[Задание] Перепишите отрезок текста о «Бахчисарайском фонтане» от слов «Текст, напечатанный Якушкиным, перепечатывался» до слов «его с поэмой.» включительно. Замените в нем «примечаниях» на «комментариях».

[Фрагмент источника]

Текст, напечатанный Якушкиным, перепечатывался всеми позднейшими издателями, обыкновенно, в примечаниях к «Бахчисарайскому фонтану». Никто не входил в ближайшее рассмотрение отрывка, но и не отрицал связи его с поэмой.
Впервые Лернер выразил сомнение в том, действительно ли он имеет какое-либо отношение к поэме; считая установленную Анненковым связь отрывка с поэмой лишь предположением исследователя, Лернер ответил отрицательно на этот вопрос. Так вышел он из того затруднения, в которое ставила его необходимость признать указанное Гершензоном петербургское происхождение вдохновившего Пушкина рассказа. «Из того, что эти стихи находятся на одном листке с отрывками поэмы, — говорит Лернер, — Анненков сделал вывод, что они должны были служить вступлением (или эпилогом) к «Бахчисарайскому фонтану». Между тем, слова Пушкина: «Я прежде слыхал и т. д.» — не дают нам никаких существенных подробностей, и нет решительно ни малейших оснований связывать поэтический рассказ К*** о памятнике с тем «преданьем любви», о котором так неясно и глухо говорится в предполагаемом вступлении; последнее, быть может, имело свое особое значение, ныне едва ли и могущее быть выясненным. В «Бахчисарайском фонтане» рассказано «любви преданье», но нет оснований категорически утверждать, что именно об этом предании говорится в приведенных стихах. Но предположение Анненкова, как и многие догадки этого талантливого биографа, никогда никем не было подвергнуто сомнению… Гершензон счел незыблемо установленным и неопровержимым то, что можно рассматривать лишь как более или менее вероятное предположение Анненкова».

[Перечень]
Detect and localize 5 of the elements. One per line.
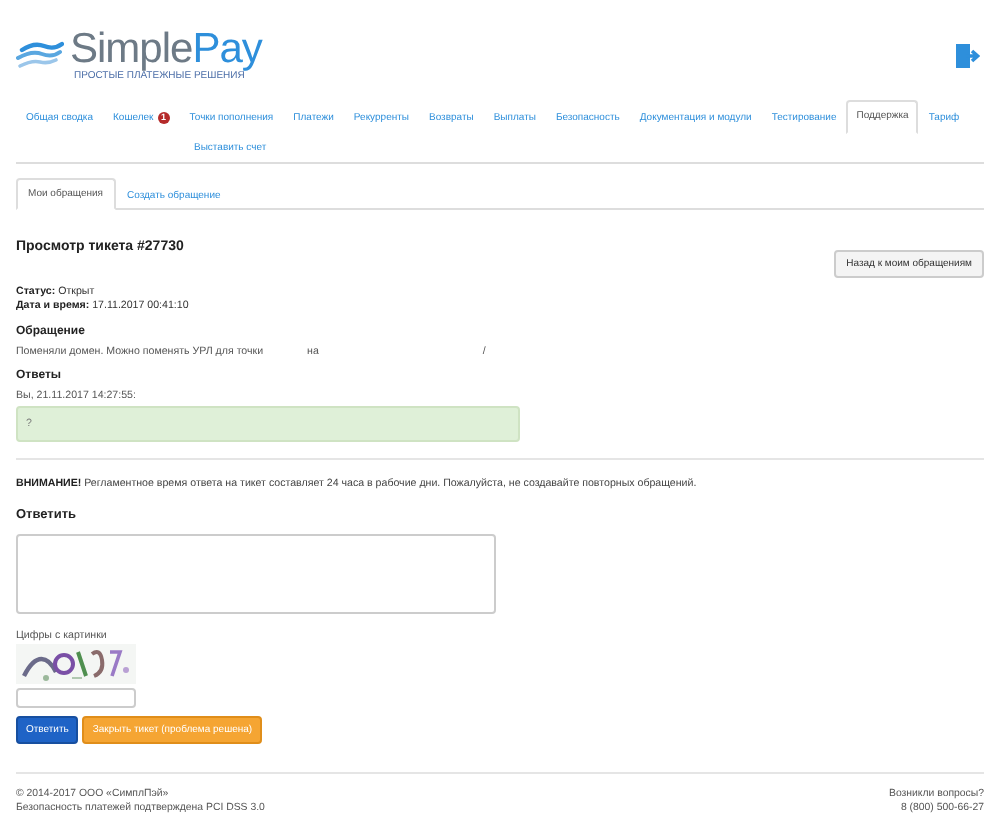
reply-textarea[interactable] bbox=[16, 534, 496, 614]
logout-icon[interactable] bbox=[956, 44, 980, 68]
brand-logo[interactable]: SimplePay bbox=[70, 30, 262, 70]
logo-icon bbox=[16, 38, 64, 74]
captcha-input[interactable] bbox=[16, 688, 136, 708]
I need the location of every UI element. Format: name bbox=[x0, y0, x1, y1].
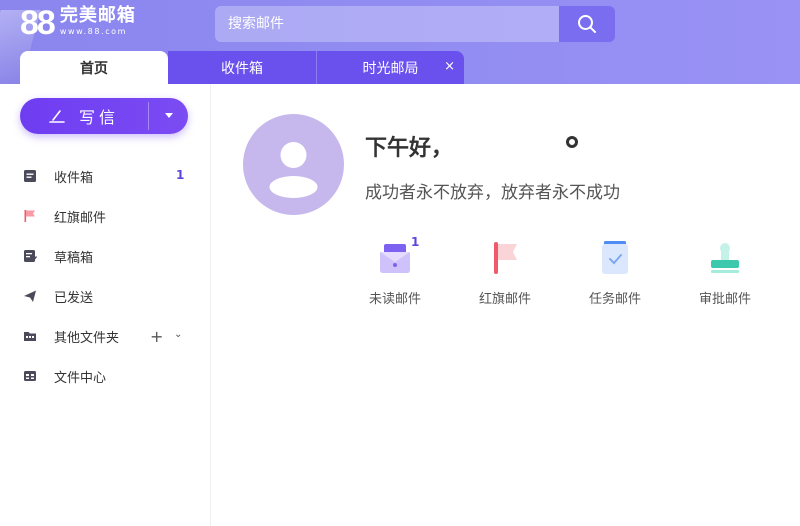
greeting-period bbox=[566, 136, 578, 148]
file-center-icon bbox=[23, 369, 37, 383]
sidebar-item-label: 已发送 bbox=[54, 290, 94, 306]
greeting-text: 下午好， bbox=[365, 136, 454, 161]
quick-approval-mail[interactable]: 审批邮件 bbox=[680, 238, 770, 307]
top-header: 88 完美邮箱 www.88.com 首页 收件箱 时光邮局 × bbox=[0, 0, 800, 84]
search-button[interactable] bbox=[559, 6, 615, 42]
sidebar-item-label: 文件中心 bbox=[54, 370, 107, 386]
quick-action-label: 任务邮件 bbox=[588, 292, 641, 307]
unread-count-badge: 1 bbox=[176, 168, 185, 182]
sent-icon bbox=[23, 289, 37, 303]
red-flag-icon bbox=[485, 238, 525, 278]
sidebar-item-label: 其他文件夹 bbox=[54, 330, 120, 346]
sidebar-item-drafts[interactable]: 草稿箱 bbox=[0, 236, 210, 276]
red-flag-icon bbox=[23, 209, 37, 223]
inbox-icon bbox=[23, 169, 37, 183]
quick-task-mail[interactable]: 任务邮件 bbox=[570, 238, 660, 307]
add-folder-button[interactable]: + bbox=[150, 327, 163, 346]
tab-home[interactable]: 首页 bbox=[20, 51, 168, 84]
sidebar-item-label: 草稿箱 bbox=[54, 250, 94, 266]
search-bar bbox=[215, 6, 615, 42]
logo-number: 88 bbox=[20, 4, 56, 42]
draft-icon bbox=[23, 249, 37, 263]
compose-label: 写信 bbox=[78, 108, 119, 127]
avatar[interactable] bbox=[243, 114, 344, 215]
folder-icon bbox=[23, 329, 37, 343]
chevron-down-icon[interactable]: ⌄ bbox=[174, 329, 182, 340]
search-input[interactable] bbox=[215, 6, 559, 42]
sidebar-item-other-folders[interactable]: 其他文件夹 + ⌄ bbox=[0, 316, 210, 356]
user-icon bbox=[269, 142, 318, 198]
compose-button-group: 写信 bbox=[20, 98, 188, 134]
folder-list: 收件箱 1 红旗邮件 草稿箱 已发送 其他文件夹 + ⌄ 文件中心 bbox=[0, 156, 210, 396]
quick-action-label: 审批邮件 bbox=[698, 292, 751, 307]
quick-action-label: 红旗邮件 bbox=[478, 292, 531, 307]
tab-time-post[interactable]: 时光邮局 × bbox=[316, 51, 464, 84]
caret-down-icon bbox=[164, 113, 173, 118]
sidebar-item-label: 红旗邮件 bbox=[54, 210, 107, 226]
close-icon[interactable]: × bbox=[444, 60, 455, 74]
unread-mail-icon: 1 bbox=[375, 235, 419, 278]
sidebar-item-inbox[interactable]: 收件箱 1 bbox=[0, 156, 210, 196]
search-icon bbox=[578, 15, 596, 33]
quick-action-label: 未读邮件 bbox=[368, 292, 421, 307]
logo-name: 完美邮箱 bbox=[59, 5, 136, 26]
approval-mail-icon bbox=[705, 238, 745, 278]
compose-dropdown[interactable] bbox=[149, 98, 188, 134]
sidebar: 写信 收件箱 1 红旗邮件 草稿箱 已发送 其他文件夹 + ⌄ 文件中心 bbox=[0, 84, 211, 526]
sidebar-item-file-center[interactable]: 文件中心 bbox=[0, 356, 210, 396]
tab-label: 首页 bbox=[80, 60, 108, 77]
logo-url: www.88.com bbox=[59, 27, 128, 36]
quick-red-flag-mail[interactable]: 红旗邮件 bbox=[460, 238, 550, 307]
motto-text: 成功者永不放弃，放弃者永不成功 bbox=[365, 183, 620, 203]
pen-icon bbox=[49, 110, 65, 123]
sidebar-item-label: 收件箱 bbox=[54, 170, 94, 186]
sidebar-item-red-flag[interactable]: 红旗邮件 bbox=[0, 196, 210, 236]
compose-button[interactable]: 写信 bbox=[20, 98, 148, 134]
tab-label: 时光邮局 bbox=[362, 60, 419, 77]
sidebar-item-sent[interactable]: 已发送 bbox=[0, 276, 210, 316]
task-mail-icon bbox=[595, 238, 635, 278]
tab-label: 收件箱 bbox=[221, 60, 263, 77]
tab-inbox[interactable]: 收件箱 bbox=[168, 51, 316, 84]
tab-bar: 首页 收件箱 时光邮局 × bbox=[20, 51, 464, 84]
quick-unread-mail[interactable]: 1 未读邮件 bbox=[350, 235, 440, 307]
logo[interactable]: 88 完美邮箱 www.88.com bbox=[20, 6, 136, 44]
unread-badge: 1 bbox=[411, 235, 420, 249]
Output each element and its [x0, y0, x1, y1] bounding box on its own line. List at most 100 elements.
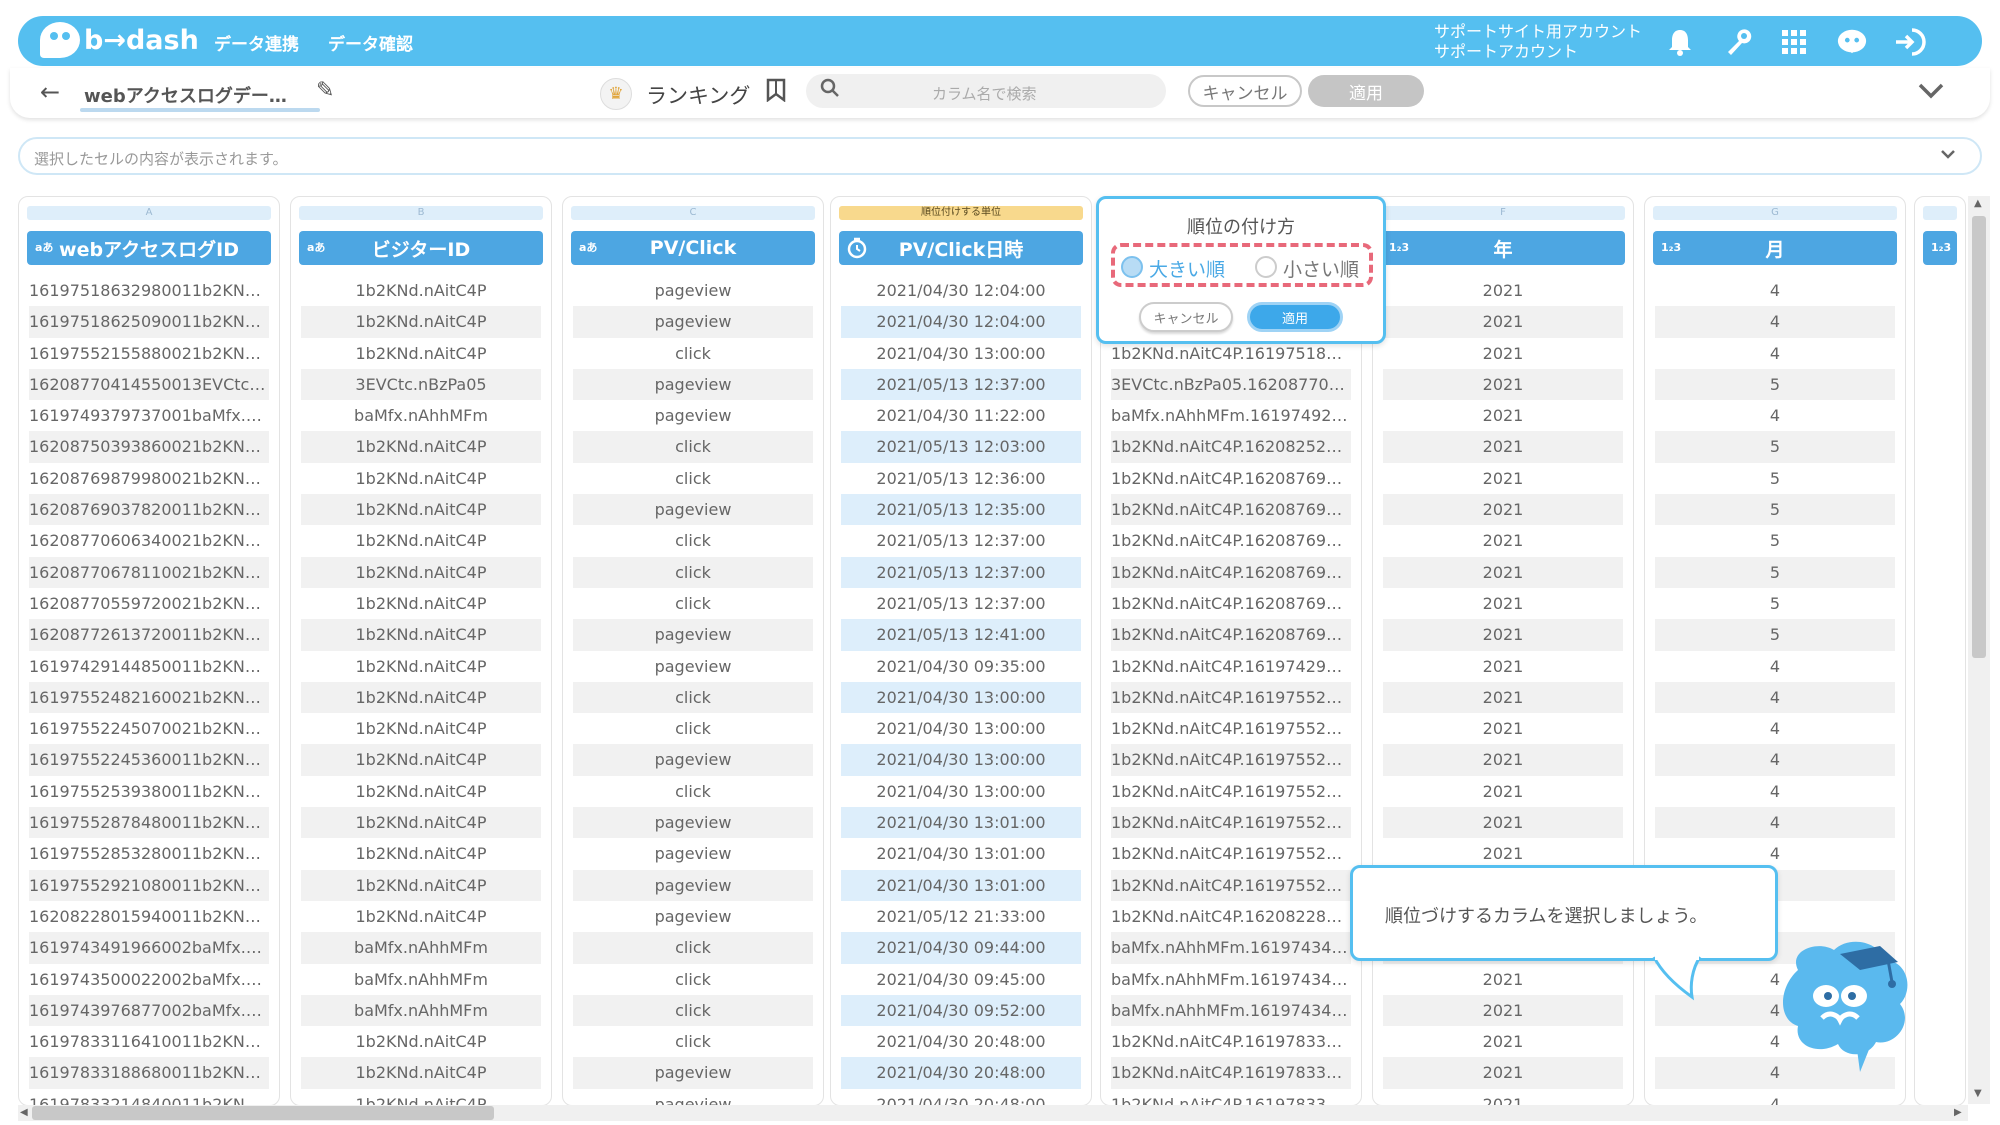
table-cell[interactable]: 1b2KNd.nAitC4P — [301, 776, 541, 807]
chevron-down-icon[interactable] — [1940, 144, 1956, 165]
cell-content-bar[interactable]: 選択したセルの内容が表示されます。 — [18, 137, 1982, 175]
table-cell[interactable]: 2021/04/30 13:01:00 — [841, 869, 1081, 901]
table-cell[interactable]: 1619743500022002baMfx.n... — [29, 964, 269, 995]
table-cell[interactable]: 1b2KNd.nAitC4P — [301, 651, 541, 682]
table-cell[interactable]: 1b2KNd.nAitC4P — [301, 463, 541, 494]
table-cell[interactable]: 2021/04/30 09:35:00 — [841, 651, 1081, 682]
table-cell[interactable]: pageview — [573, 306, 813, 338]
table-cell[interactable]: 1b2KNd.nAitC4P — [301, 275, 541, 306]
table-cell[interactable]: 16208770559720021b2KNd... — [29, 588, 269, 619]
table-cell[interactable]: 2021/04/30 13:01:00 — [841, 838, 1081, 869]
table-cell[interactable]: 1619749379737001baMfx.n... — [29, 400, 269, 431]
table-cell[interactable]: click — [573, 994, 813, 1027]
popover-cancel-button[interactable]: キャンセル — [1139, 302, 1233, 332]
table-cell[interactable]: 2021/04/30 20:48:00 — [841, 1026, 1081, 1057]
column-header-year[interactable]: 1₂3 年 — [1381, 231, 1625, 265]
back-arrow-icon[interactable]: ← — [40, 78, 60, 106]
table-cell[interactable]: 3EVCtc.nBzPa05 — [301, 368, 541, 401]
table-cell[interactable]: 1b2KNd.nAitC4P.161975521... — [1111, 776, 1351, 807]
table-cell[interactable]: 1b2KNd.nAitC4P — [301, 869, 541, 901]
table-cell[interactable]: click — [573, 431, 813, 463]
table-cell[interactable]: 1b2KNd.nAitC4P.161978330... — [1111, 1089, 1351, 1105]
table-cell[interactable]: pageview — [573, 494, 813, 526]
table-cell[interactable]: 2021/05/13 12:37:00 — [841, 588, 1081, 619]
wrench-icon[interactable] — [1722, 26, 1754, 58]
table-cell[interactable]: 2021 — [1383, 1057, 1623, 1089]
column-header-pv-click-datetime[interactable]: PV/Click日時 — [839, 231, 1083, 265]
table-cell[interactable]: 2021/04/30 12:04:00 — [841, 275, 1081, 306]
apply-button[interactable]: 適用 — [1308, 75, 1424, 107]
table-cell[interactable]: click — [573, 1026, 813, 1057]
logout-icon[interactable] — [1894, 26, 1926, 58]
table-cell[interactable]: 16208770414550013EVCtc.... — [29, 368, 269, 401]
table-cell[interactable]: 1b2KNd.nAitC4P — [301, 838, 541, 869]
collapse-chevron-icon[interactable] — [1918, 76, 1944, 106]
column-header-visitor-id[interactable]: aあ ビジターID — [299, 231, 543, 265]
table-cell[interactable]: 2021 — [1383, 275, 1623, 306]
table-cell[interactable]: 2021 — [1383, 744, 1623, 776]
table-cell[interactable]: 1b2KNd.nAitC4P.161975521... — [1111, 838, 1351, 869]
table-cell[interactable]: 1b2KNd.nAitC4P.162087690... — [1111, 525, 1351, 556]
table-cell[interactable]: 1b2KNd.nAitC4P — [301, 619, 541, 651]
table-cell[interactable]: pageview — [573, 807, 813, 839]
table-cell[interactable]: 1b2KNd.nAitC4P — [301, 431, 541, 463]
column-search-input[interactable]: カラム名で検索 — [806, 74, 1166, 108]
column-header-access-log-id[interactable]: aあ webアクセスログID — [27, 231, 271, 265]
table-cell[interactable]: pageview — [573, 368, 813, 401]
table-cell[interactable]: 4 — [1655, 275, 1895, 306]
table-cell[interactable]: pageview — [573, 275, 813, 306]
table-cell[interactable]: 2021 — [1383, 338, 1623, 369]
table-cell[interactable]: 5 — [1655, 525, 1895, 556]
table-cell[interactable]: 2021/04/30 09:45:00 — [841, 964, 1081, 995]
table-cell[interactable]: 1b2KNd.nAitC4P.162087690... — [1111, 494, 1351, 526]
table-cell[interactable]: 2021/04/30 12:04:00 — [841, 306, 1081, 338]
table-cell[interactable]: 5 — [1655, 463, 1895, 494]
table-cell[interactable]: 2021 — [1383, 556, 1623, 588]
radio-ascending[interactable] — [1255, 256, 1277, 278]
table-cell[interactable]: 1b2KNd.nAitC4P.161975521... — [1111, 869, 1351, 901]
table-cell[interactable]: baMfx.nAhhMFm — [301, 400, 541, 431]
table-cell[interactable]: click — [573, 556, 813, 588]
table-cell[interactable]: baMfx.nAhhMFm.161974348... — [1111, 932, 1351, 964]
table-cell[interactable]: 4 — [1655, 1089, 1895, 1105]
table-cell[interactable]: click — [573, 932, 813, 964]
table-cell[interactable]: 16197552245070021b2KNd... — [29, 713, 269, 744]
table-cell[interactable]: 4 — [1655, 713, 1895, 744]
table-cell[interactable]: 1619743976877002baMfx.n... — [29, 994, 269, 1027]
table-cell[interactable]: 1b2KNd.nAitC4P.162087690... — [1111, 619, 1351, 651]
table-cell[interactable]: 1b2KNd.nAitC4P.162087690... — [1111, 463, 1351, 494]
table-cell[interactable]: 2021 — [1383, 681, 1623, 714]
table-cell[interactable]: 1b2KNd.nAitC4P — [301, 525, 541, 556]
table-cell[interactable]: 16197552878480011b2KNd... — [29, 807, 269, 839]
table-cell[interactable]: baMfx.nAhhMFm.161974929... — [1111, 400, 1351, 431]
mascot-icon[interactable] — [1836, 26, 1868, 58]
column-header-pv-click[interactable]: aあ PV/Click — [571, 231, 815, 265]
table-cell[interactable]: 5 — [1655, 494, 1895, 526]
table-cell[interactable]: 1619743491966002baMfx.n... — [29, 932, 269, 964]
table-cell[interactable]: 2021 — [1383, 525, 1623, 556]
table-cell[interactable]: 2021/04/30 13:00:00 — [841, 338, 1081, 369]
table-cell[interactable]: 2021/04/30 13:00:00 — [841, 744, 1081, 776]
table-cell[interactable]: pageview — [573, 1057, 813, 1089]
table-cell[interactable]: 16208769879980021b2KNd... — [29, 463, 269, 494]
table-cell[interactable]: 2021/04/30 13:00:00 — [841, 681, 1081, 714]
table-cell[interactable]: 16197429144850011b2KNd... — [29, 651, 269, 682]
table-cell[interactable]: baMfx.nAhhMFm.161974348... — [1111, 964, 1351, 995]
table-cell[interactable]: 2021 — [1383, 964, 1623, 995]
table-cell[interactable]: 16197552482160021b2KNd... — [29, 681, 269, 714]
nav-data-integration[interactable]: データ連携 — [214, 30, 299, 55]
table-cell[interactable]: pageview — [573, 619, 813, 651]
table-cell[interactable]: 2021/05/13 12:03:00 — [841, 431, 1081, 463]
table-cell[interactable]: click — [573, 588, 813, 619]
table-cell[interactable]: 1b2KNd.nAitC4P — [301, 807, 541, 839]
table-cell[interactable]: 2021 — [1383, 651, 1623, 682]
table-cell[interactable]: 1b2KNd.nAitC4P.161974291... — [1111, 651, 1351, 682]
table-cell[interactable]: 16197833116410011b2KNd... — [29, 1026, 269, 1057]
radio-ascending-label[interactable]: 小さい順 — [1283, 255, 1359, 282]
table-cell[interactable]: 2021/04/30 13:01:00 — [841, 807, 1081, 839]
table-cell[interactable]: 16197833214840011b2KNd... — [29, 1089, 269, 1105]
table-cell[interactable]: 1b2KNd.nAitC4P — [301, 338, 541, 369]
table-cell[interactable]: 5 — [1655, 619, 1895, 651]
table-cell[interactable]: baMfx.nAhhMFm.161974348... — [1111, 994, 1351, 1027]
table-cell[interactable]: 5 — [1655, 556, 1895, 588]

[Ожидаемый ответ]
Текст, напечатанный Якушкиным, перепечатывался всеми позднейшими издателями, обыкновенно, в комментариях к «Бахчисарайскому фонтану». Никто не входил в ближайшее рассмотрение отрывка, но и не отрицал связи его с поэмой.